RAW RECORDS:
>> BEGIN

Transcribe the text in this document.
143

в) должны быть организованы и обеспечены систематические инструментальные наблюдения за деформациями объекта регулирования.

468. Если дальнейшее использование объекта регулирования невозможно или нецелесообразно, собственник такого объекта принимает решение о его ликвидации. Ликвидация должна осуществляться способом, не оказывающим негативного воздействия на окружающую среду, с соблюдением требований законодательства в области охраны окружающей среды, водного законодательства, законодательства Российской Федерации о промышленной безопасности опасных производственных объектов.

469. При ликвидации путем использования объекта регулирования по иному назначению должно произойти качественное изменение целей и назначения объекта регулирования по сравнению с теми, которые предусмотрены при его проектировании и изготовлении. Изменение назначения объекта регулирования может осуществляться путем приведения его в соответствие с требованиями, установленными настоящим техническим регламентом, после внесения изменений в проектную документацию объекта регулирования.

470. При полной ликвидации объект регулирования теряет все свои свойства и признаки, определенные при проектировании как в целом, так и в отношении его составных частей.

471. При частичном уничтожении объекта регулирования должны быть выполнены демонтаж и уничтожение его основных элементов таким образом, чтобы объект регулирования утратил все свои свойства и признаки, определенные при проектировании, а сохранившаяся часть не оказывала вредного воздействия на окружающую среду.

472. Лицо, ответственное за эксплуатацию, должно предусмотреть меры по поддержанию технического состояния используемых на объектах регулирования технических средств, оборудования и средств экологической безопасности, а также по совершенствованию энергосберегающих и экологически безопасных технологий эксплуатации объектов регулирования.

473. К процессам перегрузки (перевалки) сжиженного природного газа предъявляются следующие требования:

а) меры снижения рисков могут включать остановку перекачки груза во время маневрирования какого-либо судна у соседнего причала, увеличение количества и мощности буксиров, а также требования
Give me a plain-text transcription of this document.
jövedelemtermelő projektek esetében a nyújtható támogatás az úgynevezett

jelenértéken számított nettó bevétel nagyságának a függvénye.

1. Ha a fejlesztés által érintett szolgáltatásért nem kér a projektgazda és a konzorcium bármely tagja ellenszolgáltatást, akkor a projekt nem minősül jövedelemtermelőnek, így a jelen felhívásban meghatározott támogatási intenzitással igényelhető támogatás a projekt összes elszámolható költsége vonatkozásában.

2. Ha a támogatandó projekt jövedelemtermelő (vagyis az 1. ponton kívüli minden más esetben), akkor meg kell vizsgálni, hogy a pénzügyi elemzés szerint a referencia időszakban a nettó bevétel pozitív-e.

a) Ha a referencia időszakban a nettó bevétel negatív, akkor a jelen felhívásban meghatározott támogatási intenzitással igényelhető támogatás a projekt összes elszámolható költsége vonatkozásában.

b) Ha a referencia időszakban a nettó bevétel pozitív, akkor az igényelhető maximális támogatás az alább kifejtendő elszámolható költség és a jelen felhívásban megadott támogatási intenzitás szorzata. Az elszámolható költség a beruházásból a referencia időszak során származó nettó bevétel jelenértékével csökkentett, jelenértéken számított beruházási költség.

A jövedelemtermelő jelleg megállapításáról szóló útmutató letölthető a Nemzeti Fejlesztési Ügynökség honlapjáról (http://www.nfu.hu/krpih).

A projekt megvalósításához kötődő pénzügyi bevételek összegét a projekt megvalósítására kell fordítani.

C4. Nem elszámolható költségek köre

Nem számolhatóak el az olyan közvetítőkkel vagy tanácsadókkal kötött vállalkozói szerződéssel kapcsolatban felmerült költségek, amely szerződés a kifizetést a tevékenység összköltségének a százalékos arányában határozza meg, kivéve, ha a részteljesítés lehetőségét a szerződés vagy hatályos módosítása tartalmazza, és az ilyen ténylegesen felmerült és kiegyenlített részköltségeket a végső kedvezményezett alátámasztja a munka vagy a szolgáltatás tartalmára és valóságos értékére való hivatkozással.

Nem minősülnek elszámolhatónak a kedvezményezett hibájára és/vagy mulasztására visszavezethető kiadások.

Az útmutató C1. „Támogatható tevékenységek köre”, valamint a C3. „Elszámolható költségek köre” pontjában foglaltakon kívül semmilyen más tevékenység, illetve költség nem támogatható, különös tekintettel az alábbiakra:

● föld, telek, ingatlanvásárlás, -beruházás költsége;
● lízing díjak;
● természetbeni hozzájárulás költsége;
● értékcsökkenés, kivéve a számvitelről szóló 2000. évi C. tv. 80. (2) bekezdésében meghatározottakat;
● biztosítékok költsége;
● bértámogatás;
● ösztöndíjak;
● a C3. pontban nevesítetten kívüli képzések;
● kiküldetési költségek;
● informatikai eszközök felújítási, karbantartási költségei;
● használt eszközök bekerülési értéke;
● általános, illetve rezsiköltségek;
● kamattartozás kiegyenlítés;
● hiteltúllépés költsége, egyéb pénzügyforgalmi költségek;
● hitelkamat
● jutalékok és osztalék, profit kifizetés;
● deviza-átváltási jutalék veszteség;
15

>> END

YOUR TASK:
Locate and copy each line in the data above that includes the word "свойства".

RESPONSE:
470. При полной ликвидации объект регулирования теряет все свои свойства и признаки, определенные при проектировании как в целом, так и в отношении его составных частей.
471. При частичном уничтожении объекта регулирования должны быть выполнены демонтаж и уничтожение его основных элементов таким образом, чтобы объект регулирования утратил все свои свойства и признаки, определенные при проектировании, а сохранившаяся часть не оказывала вредного воздействия на окружающую среду.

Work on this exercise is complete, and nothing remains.